Extract the full set of records, then give each one again exactly.
= = = = = = =
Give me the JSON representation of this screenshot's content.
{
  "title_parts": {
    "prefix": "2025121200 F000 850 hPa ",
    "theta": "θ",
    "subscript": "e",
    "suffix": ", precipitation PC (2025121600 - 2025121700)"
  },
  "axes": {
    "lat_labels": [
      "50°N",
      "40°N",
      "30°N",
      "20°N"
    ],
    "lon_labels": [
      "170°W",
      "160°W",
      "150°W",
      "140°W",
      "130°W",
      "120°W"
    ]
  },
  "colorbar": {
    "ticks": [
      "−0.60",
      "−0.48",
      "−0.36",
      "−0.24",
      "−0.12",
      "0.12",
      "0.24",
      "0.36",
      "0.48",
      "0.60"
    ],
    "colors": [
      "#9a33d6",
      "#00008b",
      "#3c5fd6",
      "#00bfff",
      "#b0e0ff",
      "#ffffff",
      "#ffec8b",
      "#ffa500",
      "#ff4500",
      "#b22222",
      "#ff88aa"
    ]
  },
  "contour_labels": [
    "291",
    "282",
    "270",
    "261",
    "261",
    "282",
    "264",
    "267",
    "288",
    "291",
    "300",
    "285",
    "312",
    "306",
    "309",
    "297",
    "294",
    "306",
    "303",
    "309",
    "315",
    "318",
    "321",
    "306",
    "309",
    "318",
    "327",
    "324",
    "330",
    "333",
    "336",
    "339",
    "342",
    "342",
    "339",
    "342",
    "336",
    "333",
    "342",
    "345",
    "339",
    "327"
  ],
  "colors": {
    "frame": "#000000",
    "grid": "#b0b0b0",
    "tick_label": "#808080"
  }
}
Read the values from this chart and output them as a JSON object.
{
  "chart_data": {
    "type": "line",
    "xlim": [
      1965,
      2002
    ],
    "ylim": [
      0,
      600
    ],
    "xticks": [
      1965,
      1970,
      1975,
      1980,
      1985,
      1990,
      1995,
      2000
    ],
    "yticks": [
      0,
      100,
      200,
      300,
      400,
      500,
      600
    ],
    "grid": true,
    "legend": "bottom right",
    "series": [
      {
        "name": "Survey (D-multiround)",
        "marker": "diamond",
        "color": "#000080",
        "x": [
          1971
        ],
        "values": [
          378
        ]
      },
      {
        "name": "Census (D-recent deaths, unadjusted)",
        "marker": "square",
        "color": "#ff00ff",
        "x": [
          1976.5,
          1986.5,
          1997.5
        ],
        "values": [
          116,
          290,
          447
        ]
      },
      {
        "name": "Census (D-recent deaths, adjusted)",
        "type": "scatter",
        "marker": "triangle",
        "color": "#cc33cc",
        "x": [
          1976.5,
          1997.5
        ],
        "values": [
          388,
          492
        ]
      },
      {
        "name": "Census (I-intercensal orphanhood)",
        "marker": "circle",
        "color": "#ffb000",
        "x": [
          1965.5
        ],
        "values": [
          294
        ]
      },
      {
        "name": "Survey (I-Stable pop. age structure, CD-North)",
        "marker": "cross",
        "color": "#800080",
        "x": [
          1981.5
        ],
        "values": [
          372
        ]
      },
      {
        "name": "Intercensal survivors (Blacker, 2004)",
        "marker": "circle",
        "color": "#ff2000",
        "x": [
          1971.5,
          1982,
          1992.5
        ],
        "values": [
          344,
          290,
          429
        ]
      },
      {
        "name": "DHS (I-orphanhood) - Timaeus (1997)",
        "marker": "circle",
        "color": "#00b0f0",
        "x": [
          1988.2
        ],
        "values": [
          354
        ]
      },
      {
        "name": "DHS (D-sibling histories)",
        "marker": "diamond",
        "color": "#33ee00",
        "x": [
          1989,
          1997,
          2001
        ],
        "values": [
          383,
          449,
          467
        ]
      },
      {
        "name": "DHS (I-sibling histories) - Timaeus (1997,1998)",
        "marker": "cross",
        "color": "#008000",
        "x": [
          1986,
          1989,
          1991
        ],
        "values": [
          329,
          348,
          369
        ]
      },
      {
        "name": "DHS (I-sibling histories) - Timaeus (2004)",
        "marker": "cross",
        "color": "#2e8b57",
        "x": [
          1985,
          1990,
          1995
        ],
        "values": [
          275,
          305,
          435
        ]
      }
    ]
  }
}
= = = = = = =
Completed task:
Give me the JSON representation of this screenshot's content.
{
  "title_parts": {
    "prefix": "2025121200 F000 850 hPa ",
    "theta": "θ",
    "subscript": "e",
    "suffix": ", precipitation PC (2025121600 - 2025121700)"
  },
  "axes": {
    "lat_labels": [
      "50°N",
      "40°N",
      "30°N",
      "20°N"
    ],
    "lon_labels": [
      "170°W",
      "160°W",
      "150°W",
      "140°W",
      "130°W",
      "120°W"
    ]
  },
  "colorbar": {
    "ticks": [
      "−0.60",
      "−0.48",
      "−0.36",
      "−0.24",
      "−0.12",
      "0.12",
      "0.24",
      "0.36",
      "0.48",
      "0.60"
    ],
    "colors": [
      "#9a33d6",
      "#00008b",
      "#3c5fd6",
      "#00bfff",
      "#b0e0ff",
      "#ffffff",
      "#ffec8b",
      "#ffa500",
      "#ff4500",
      "#b22222",
      "#ff88aa"
    ]
  },
  "contour_labels": [
    "291",
    "282",
    "270",
    "261",
    "261",
    "282",
    "264",
    "267",
    "288",
    "291",
    "300",
    "285",
    "312",
    "306",
    "309",
    "297",
    "294",
    "306",
    "303",
    "309",
    "315",
    "318",
    "321",
    "306",
    "309",
    "318",
    "327",
    "324",
    "330",
    "333",
    "336",
    "339",
    "342",
    "342",
    "339",
    "342",
    "336",
    "333",
    "342",
    "345",
    "339",
    "327"
  ],
  "colors": {
    "frame": "#000000",
    "grid": "#b0b0b0",
    "tick_label": "#808080"
  }
}
Read the values from this chart and output them as a JSON object.
{
  "chart_data": {
    "type": "line",
    "xlim": [
      1965,
      2002
    ],
    "ylim": [
      0,
      600
    ],
    "xticks": [
      1965,
      1970,
      1975,
      1980,
      1985,
      1990,
      1995,
      2000
    ],
    "yticks": [
      0,
      100,
      200,
      300,
      400,
      500,
      600
    ],
    "grid": true,
    "legend": "bottom right",
    "series": [
      {
        "name": "Survey (D-multiround)",
        "marker": "diamond",
        "color": "#000080",
        "x": [
          1971
        ],
        "values": [
          378
        ]
      },
      {
        "name": "Census (D-recent deaths, unadjusted)",
        "marker": "square",
        "color": "#ff00ff",
        "x": [
          1976.5,
          1986.5,
          1997.5
        ],
        "values": [
          116,
          290,
          447
        ]
      },
      {
        "name": "Census (D-recent deaths, adjusted)",
        "type": "scatter",
        "marker": "triangle",
        "color": "#cc33cc",
        "x": [
          1976.5,
          1997.5
        ],
        "values": [
          388,
          492
        ]
      },
      {
        "name": "Census (I-intercensal orphanhood)",
        "marker": "circle",
        "color": "#ffb000",
        "x": [
          1965.5
        ],
        "values": [
          294
        ]
      },
      {
        "name": "Survey (I-Stable pop. age structure, CD-North)",
        "marker": "cross",
        "color": "#800080",
        "x": [
          1981.5
        ],
        "values": [
          372
        ]
      },
      {
        "name": "Intercensal survivors (Blacker, 2004)",
        "marker": "circle",
        "color": "#ff2000",
        "x": [
          1971.5,
          1982,
          1992.5
        ],
        "values": [
          344,
          290,
          429
        ]
      },
      {
        "name": "DHS (I-orphanhood) - Timaeus (1997)",
        "marker": "circle",
        "color": "#00b0f0",
        "x": [
          1988.2
        ],
        "values": [
          354
        ]
      },
      {
        "name": "DHS (D-sibling histories)",
        "marker": "diamond",
        "color": "#33ee00",
        "x": [
          1989,
          1997,
          2001
        ],
        "values": [
          383,
          449,
          467
        ]
      },
      {
        "name": "DHS (I-sibling histories) - Timaeus (1997,1998)",
        "marker": "cross",
        "color": "#008000",
        "x": [
          1986,
          1989,
          1991
        ],
        "values": [
          329,
          348,
          369
        ]
      },
      {
        "name": "DHS (I-sibling histories) - Timaeus (2004)",
        "marker": "cross",
        "color": "#2e8b57",
        "x": [
          1985,
          1990,
          1995
        ],
        "values": [
          275,
          305,
          435
        ]
      }
    ]
  }
}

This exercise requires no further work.